Data records =>
__________

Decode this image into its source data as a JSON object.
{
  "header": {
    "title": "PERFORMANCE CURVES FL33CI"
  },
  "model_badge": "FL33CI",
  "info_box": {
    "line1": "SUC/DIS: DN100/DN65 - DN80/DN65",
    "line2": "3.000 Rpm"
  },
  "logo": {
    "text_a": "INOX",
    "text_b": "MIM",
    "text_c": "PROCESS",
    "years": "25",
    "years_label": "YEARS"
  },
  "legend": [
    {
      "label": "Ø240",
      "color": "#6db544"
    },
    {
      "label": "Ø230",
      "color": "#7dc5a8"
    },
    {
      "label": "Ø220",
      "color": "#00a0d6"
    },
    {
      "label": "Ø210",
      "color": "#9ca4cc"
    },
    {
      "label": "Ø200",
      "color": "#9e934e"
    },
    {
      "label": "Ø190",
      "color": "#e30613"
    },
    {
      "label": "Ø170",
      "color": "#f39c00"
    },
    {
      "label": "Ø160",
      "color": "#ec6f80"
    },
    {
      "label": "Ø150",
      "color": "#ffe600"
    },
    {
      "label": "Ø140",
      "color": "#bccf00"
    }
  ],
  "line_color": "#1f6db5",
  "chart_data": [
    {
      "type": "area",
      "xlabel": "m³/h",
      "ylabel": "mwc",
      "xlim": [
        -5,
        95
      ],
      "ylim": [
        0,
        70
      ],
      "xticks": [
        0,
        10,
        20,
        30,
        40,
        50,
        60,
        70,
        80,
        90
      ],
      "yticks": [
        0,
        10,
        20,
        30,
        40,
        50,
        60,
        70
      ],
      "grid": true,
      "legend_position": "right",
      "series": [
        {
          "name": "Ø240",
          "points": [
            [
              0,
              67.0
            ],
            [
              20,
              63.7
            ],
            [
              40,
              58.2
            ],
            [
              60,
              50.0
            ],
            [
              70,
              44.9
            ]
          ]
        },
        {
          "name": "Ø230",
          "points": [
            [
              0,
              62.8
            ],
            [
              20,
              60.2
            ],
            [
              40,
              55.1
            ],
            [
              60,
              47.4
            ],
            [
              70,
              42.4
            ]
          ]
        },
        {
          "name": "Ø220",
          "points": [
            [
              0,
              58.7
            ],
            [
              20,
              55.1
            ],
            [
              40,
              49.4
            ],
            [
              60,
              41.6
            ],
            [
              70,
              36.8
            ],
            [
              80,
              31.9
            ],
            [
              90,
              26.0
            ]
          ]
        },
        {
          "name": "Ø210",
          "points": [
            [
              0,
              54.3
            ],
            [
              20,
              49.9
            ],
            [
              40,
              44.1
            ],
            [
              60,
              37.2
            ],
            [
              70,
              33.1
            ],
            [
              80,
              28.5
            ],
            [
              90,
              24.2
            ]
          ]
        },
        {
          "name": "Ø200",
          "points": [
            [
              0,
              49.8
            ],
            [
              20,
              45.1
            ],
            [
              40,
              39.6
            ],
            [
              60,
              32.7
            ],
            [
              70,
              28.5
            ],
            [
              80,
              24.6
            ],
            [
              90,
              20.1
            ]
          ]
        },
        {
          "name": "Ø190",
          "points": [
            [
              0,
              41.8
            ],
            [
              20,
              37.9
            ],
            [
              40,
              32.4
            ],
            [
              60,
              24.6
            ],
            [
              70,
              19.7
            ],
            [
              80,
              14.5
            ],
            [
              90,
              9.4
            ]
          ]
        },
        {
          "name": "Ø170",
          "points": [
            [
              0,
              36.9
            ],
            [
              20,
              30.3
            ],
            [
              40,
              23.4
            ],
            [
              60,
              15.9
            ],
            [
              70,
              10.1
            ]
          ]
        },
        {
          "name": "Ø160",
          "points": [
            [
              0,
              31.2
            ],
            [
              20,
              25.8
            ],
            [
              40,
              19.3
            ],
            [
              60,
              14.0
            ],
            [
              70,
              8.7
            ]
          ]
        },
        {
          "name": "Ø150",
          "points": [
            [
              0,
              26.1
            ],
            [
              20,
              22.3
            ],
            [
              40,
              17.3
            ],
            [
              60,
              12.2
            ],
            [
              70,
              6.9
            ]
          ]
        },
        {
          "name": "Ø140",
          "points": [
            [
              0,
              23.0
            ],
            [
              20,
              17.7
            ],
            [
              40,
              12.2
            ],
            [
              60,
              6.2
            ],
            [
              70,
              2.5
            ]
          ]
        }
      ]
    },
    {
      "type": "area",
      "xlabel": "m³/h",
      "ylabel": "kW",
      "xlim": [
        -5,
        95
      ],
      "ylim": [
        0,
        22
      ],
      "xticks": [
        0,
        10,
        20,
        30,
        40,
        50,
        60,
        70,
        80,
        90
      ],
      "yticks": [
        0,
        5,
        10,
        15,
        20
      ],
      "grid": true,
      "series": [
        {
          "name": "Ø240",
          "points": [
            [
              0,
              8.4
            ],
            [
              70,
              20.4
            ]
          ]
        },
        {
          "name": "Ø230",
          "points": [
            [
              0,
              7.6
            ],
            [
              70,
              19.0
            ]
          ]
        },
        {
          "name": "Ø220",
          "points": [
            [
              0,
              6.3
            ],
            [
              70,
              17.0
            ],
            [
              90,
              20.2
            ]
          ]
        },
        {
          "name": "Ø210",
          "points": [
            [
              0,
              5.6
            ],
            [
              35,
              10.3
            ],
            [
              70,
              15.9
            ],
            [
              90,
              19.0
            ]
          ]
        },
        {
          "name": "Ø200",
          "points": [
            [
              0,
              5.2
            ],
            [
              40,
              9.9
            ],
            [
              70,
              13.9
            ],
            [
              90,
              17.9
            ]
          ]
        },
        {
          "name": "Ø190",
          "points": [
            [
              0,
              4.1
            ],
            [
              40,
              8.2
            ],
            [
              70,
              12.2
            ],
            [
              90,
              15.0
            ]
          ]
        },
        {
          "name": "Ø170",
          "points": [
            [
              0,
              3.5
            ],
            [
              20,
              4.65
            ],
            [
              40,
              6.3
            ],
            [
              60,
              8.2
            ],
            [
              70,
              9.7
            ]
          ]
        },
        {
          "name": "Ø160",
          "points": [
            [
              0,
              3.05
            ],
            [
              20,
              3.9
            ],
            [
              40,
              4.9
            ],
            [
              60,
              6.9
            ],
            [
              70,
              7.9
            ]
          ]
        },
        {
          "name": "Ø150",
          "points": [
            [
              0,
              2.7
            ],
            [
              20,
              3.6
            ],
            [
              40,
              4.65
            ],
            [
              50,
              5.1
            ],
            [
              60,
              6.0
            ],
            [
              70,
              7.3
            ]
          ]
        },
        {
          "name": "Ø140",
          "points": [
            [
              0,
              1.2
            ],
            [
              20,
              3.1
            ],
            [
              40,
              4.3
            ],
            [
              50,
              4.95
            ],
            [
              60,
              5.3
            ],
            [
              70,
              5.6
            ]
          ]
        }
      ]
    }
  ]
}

__________

What needs to be done => Reproduce the listing above word for word.

Result =>
Decode this image into its source data as a JSON object.
{
  "header": {
    "title": "PERFORMANCE CURVES FL33CI"
  },
  "model_badge": "FL33CI",
  "info_box": {
    "line1": "SUC/DIS: DN100/DN65 - DN80/DN65",
    "line2": "3.000 Rpm"
  },
  "logo": {
    "text_a": "INOX",
    "text_b": "MIM",
    "text_c": "PROCESS",
    "years": "25",
    "years_label": "YEARS"
  },
  "legend": [
    {
      "label": "Ø240",
      "color": "#6db544"
    },
    {
      "label": "Ø230",
      "color": "#7dc5a8"
    },
    {
      "label": "Ø220",
      "color": "#00a0d6"
    },
    {
      "label": "Ø210",
      "color": "#9ca4cc"
    },
    {
      "label": "Ø200",
      "color": "#9e934e"
    },
    {
      "label": "Ø190",
      "color": "#e30613"
    },
    {
      "label": "Ø170",
      "color": "#f39c00"
    },
    {
      "label": "Ø160",
      "color": "#ec6f80"
    },
    {
      "label": "Ø150",
      "color": "#ffe600"
    },
    {
      "label": "Ø140",
      "color": "#bccf00"
    }
  ],
  "line_color": "#1f6db5",
  "chart_data": [
    {
      "type": "area",
      "xlabel": "m³/h",
      "ylabel": "mwc",
      "xlim": [
        -5,
        95
      ],
      "ylim": [
        0,
        70
      ],
      "xticks": [
        0,
        10,
        20,
        30,
        40,
        50,
        60,
        70,
        80,
        90
      ],
      "yticks": [
        0,
        10,
        20,
        30,
        40,
        50,
        60,
        70
      ],
      "grid": true,
      "legend_position": "right",
      "series": [
        {
          "name": "Ø240",
          "points": [
            [
              0,
              67.0
            ],
            [
              20,
              63.7
            ],
            [
              40,
              58.2
            ],
            [
              60,
              50.0
            ],
            [
              70,
              44.9
            ]
          ]
        },
        {
          "name": "Ø230",
          "points": [
            [
              0,
              62.8
            ],
            [
              20,
              60.2
            ],
            [
              40,
              55.1
            ],
            [
              60,
              47.4
            ],
            [
              70,
              42.4
            ]
          ]
        },
        {
          "name": "Ø220",
          "points": [
            [
              0,
              58.7
            ],
            [
              20,
              55.1
            ],
            [
              40,
              49.4
            ],
            [
              60,
              41.6
            ],
            [
              70,
              36.8
            ],
            [
              80,
              31.9
            ],
            [
              90,
              26.0
            ]
          ]
        },
        {
          "name": "Ø210",
          "points": [
            [
              0,
              54.3
            ],
            [
              20,
              49.9
            ],
            [
              40,
              44.1
            ],
            [
              60,
              37.2
            ],
            [
              70,
              33.1
            ],
            [
              80,
              28.5
            ],
            [
              90,
              24.2
            ]
          ]
        },
        {
          "name": "Ø200",
          "points": [
            [
              0,
              49.8
            ],
            [
              20,
              45.1
            ],
            [
              40,
              39.6
            ],
            [
              60,
              32.7
            ],
            [
              70,
              28.5
            ],
            [
              80,
              24.6
            ],
            [
              90,
              20.1
            ]
          ]
        },
        {
          "name": "Ø190",
          "points": [
            [
              0,
              41.8
            ],
            [
              20,
              37.9
            ],
            [
              40,
              32.4
            ],
            [
              60,
              24.6
            ],
            [
              70,
              19.7
            ],
            [
              80,
              14.5
            ],
            [
              90,
              9.4
            ]
          ]
        },
        {
          "name": "Ø170",
          "points": [
            [
              0,
              36.9
            ],
            [
              20,
              30.3
            ],
            [
              40,
              23.4
            ],
            [
              60,
              15.9
            ],
            [
              70,
              10.1
            ]
          ]
        },
        {
          "name": "Ø160",
          "points": [
            [
              0,
              31.2
            ],
            [
              20,
              25.8
            ],
            [
              40,
              19.3
            ],
            [
              60,
              14.0
            ],
            [
              70,
              8.7
            ]
          ]
        },
        {
          "name": "Ø150",
          "points": [
            [
              0,
              26.1
            ],
            [
              20,
              22.3
            ],
            [
              40,
              17.3
            ],
            [
              60,
              12.2
            ],
            [
              70,
              6.9
            ]
          ]
        },
        {
          "name": "Ø140",
          "points": [
            [
              0,
              23.0
            ],
            [
              20,
              17.7
            ],
            [
              40,
              12.2
            ],
            [
              60,
              6.2
            ],
            [
              70,
              2.5
            ]
          ]
        }
      ]
    },
    {
      "type": "area",
      "xlabel": "m³/h",
      "ylabel": "kW",
      "xlim": [
        -5,
        95
      ],
      "ylim": [
        0,
        22
      ],
      "xticks": [
        0,
        10,
        20,
        30,
        40,
        50,
        60,
        70,
        80,
        90
      ],
      "yticks": [
        0,
        5,
        10,
        15,
        20
      ],
      "grid": true,
      "series": [
        {
          "name": "Ø240",
          "points": [
            [
              0,
              8.4
            ],
            [
              70,
              20.4
            ]
          ]
        },
        {
          "name": "Ø230",
          "points": [
            [
              0,
              7.6
            ],
            [
              70,
              19.0
            ]
          ]
        },
        {
          "name": "Ø220",
          "points": [
            [
              0,
              6.3
            ],
            [
              70,
              17.0
            ],
            [
              90,
              20.2
            ]
          ]
        },
        {
          "name": "Ø210",
          "points": [
            [
              0,
              5.6
            ],
            [
              35,
              10.3
            ],
            [
              70,
              15.9
            ],
            [
              90,
              19.0
            ]
          ]
        },
        {
          "name": "Ø200",
          "points": [
            [
              0,
              5.2
            ],
            [
              40,
              9.9
            ],
            [
              70,
              13.9
            ],
            [
              90,
              17.9
            ]
          ]
        },
        {
          "name": "Ø190",
          "points": [
            [
              0,
              4.1
            ],
            [
              40,
              8.2
            ],
            [
              70,
              12.2
            ],
            [
              90,
              15.0
            ]
          ]
        },
        {
          "name": "Ø170",
          "points": [
            [
              0,
              3.5
            ],
            [
              20,
              4.65
            ],
            [
              40,
              6.3
            ],
            [
              60,
              8.2
            ],
            [
              70,
              9.7
            ]
          ]
        },
        {
          "name": "Ø160",
          "points": [
            [
              0,
              3.05
            ],
            [
              20,
              3.9
            ],
            [
              40,
              4.9
            ],
            [
              60,
              6.9
            ],
            [
              70,
              7.9
            ]
          ]
        },
        {
          "name": "Ø150",
          "points": [
            [
              0,
              2.7
            ],
            [
              20,
              3.6
            ],
            [
              40,
              4.65
            ],
            [
              50,
              5.1
            ],
            [
              60,
              6.0
            ],
            [
              70,
              7.3
            ]
          ]
        },
        {
          "name": "Ø140",
          "points": [
            [
              0,
              1.2
            ],
            [
              20,
              3.1
            ],
            [
              40,
              4.3
            ],
            [
              50,
              4.95
            ],
            [
              60,
              5.3
            ],
            [
              70,
              5.6
            ]
          ]
        }
      ]
    }
  ]
}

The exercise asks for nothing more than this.